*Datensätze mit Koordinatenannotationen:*
==========
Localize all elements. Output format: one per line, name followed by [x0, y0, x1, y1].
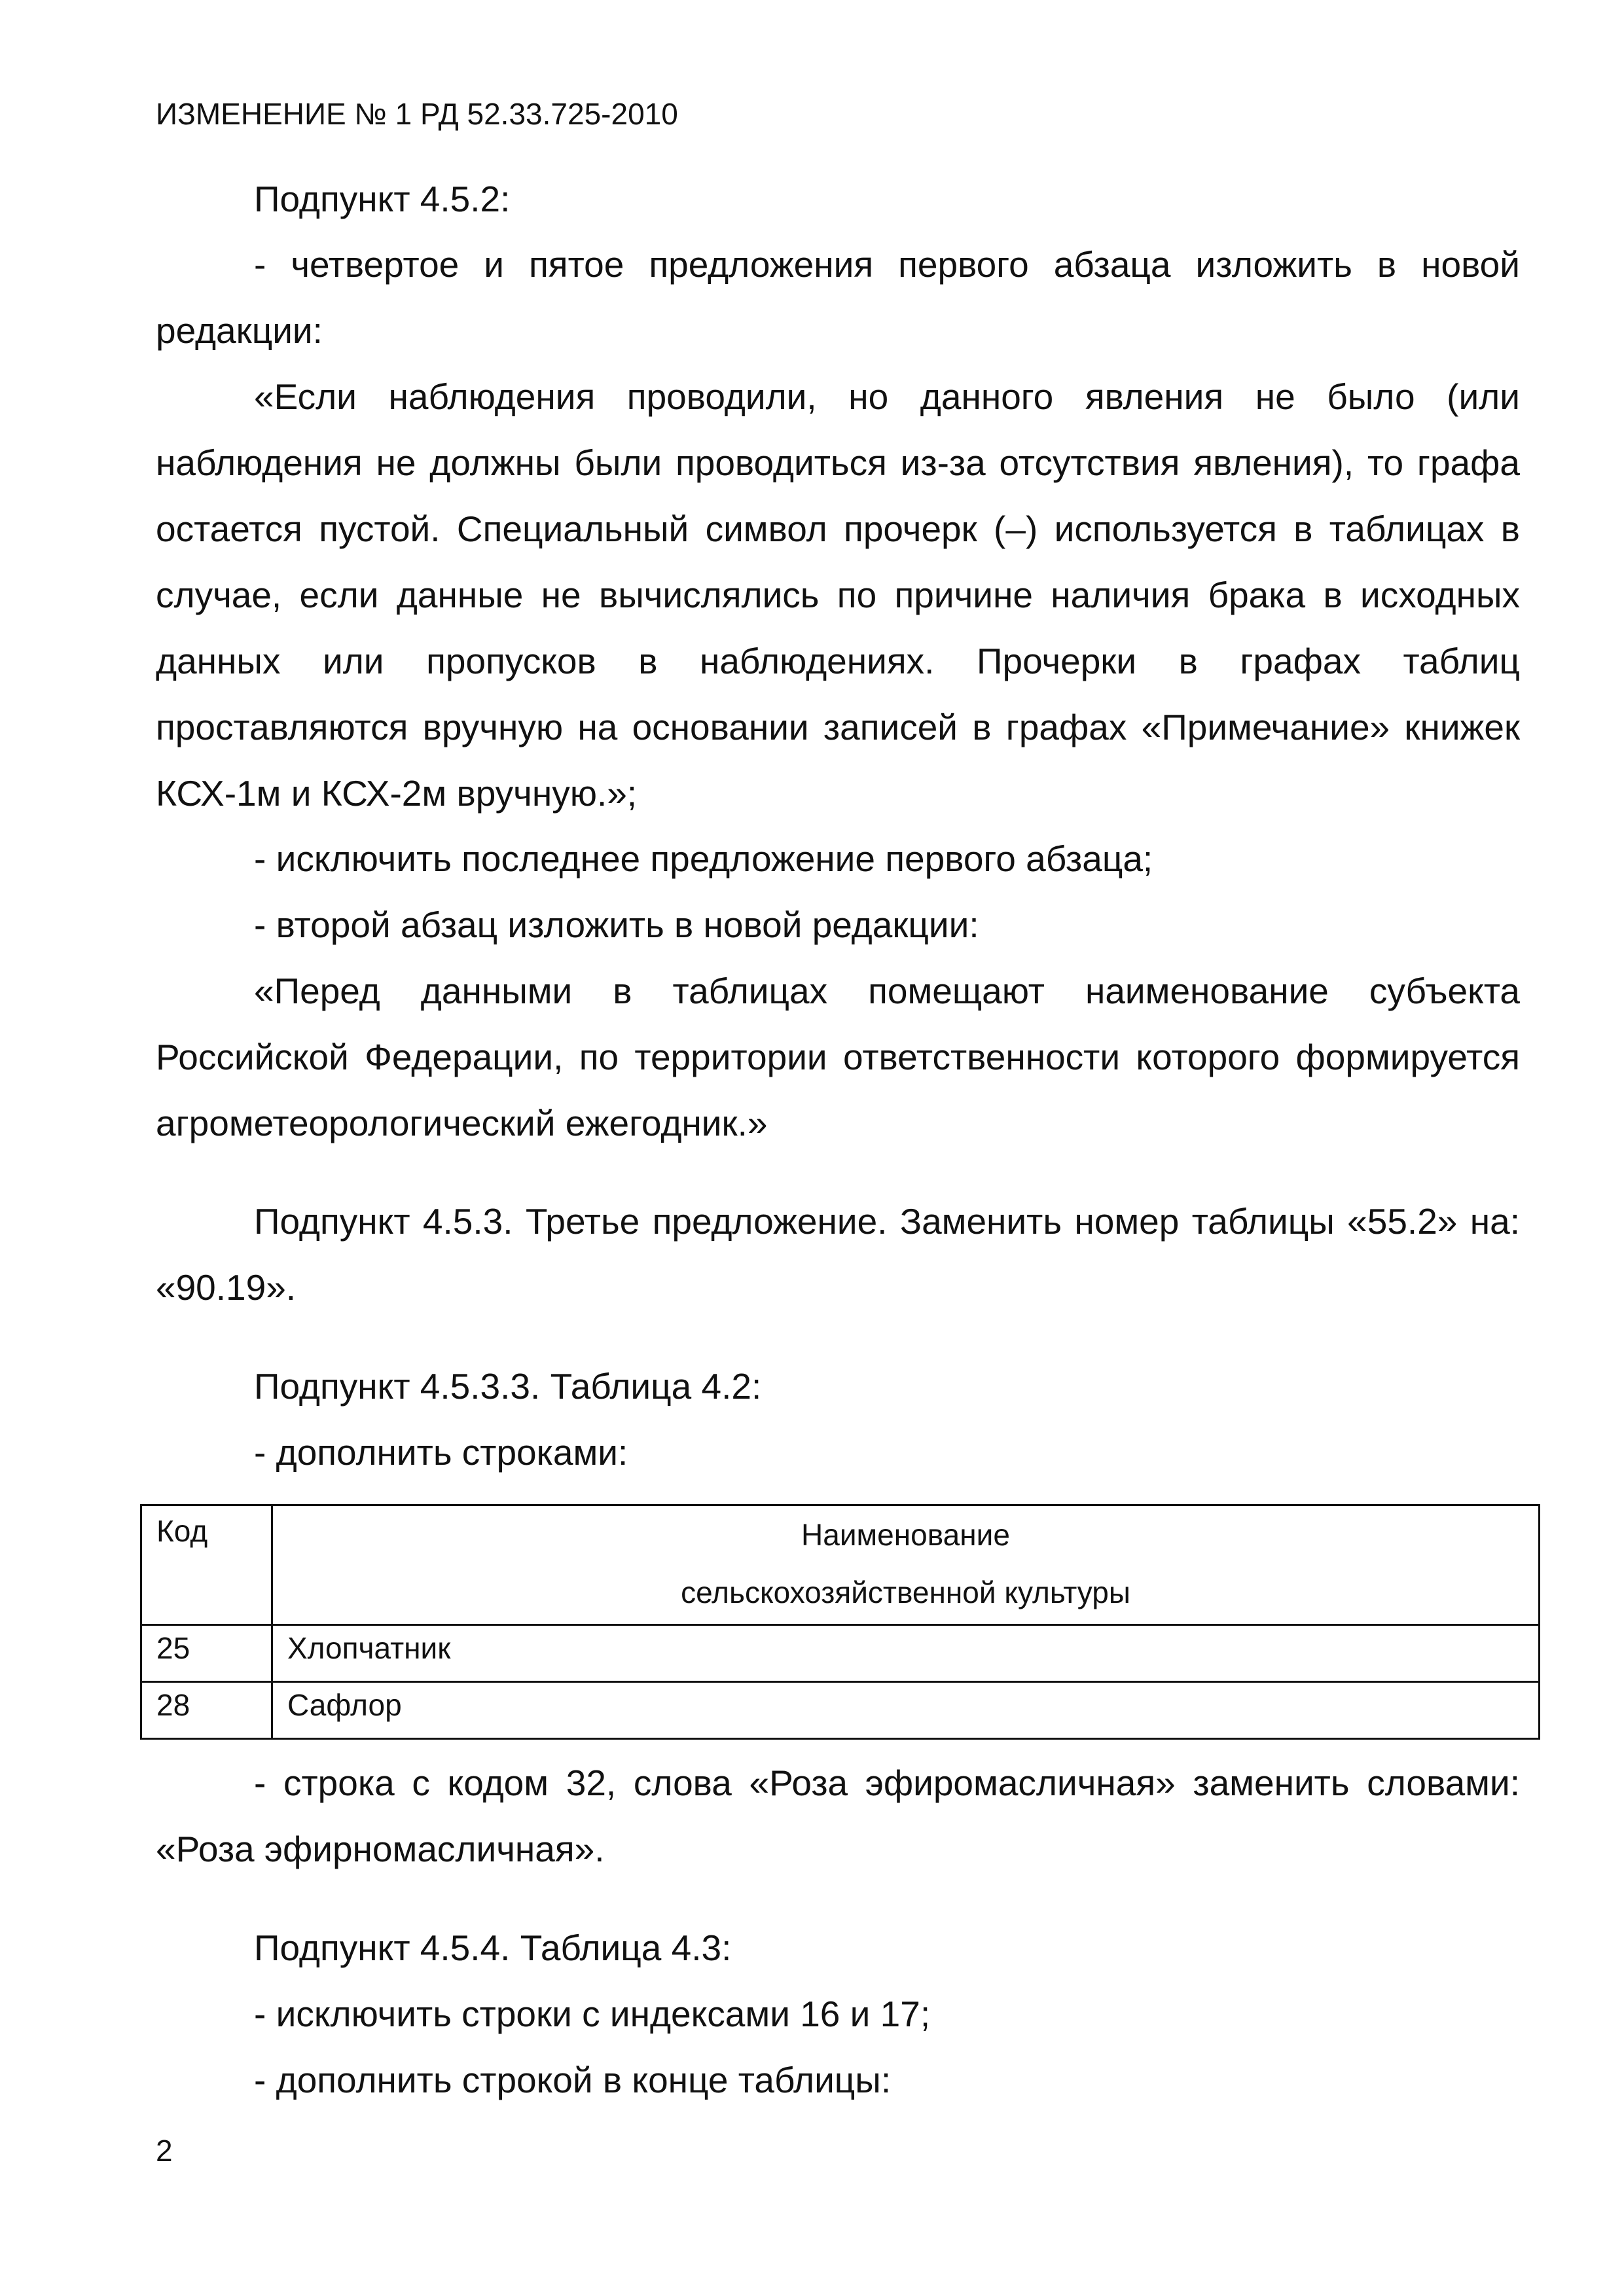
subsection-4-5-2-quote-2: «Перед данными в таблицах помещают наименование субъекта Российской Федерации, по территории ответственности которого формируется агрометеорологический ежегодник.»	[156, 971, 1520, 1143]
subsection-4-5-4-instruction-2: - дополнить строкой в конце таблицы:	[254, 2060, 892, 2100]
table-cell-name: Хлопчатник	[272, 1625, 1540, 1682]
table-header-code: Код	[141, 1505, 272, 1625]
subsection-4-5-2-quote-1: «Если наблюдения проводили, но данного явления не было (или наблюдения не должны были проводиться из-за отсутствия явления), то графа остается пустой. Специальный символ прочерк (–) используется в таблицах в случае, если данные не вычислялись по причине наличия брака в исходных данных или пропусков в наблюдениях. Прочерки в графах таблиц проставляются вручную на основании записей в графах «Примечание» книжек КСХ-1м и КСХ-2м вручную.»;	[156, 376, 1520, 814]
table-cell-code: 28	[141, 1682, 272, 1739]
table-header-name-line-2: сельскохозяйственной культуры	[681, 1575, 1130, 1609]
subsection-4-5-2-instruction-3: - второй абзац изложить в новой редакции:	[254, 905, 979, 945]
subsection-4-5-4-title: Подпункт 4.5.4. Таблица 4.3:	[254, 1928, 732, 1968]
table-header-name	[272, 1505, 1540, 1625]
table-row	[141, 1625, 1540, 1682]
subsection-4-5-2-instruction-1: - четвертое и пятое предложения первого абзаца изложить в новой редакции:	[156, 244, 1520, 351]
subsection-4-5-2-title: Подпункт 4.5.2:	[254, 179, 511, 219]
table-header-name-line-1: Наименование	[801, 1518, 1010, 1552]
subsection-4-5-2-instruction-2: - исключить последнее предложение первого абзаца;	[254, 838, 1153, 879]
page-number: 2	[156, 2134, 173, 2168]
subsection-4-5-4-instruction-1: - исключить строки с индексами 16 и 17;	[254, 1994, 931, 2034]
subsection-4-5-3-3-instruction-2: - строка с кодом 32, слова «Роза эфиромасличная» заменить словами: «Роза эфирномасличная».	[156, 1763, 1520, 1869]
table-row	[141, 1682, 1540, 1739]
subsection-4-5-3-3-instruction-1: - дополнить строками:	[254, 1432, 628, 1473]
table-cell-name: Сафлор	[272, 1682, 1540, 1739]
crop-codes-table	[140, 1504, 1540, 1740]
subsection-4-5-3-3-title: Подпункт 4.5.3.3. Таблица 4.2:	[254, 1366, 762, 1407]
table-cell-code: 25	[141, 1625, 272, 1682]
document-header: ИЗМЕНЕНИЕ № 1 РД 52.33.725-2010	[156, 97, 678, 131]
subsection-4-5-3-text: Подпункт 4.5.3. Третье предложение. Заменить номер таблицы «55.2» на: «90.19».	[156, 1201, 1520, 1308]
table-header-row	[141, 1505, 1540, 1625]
==========
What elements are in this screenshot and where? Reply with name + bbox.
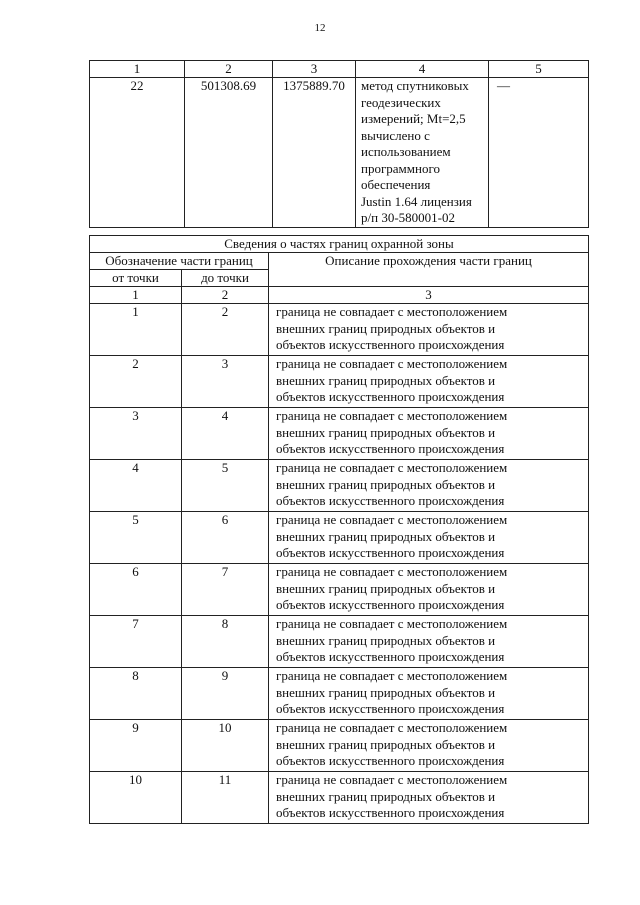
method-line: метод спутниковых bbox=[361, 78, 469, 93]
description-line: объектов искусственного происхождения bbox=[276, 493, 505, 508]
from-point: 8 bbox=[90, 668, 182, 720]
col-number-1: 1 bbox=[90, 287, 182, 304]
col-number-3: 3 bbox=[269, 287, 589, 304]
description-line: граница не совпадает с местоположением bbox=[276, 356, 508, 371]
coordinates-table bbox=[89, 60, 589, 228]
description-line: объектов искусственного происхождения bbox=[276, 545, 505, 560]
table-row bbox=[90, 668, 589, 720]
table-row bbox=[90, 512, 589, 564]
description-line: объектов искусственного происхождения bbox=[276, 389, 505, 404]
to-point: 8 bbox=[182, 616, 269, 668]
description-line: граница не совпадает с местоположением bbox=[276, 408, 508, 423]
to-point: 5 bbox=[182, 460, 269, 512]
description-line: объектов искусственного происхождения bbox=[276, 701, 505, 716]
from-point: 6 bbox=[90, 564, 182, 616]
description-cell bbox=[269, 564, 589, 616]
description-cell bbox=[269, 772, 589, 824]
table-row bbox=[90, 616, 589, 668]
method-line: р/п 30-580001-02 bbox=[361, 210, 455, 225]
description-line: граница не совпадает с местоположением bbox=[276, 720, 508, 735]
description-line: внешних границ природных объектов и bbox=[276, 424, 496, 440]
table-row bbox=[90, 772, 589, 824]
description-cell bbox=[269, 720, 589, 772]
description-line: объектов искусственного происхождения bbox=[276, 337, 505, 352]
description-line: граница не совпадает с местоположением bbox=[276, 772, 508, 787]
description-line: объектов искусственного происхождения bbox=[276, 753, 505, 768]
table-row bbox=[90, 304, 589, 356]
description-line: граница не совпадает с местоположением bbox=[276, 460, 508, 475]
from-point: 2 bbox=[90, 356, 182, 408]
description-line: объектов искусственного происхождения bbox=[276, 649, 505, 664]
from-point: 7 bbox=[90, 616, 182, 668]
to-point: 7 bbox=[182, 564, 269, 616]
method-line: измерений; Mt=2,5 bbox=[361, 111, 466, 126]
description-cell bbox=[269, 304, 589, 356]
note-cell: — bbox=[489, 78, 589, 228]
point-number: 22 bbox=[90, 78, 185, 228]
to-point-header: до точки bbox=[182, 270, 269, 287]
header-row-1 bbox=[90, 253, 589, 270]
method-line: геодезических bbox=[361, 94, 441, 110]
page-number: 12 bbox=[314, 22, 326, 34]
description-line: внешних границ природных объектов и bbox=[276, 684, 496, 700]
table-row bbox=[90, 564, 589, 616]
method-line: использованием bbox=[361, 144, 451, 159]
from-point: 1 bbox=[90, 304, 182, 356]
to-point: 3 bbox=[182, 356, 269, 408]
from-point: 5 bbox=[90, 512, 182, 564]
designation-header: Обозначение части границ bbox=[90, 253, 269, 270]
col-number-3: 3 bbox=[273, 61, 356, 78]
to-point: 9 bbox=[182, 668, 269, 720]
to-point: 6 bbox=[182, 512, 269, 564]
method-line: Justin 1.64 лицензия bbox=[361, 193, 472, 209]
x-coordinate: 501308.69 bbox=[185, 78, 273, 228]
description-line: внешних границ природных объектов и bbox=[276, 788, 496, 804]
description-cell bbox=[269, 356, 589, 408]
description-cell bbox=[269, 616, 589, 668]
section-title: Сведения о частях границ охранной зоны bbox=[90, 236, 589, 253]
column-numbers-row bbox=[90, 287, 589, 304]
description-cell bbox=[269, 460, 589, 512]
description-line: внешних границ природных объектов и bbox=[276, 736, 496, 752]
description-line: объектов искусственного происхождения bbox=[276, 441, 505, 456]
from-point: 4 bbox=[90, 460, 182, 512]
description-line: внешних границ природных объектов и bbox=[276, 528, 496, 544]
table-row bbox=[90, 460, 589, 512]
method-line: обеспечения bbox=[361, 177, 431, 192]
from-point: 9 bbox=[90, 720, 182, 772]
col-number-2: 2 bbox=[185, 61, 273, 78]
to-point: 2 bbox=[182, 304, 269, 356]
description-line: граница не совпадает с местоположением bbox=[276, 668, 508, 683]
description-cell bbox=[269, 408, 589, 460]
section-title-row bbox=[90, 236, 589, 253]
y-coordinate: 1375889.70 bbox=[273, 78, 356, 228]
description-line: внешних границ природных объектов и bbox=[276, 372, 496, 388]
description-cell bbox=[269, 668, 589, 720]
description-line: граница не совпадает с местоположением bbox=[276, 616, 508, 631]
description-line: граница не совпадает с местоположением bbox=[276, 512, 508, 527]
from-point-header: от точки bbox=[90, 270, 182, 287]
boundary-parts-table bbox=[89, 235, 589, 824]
==========
*AUFGABENSTELLUNG:*
Stellen Sie sämtliche Zeilen der obigen Daten zusammen, in denen die Zeichenfolge „новой“ vorkommt.

*SCHRIFTLICHE ANTWORT:*
subsection-4-5-2-instruction-3: - второй абзац изложить в новой редакции:	[254, 905, 979, 945]
subsection-4-5-2-instruction-1: - четвертое и пятое предложения первого абзаца изложить в новой редакции:	[156, 244, 1520, 351]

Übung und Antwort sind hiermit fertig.